--- Start ITEMS ---

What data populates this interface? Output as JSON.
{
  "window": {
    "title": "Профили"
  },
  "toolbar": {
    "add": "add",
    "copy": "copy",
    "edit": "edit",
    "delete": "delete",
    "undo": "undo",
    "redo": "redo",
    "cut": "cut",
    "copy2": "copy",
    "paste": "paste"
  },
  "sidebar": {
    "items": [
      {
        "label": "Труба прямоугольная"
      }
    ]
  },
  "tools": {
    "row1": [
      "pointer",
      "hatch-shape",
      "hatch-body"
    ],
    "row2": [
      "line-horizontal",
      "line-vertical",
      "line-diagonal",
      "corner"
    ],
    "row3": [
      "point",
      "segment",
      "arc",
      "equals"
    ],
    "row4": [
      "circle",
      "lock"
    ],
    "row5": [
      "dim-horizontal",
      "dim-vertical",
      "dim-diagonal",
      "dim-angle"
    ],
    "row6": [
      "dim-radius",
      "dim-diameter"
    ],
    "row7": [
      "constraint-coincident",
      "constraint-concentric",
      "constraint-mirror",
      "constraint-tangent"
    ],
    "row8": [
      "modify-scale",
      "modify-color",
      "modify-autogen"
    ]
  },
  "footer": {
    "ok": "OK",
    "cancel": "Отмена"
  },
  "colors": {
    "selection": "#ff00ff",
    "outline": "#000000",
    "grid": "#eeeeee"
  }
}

--- End ITEMS ---

### AIM OF THE EXERCISE
Copy out every line of the listing that includes the string "modify".

### EXERCISE RESULT
      "modify-scale",
      "modify-color",
      "modify-autogen"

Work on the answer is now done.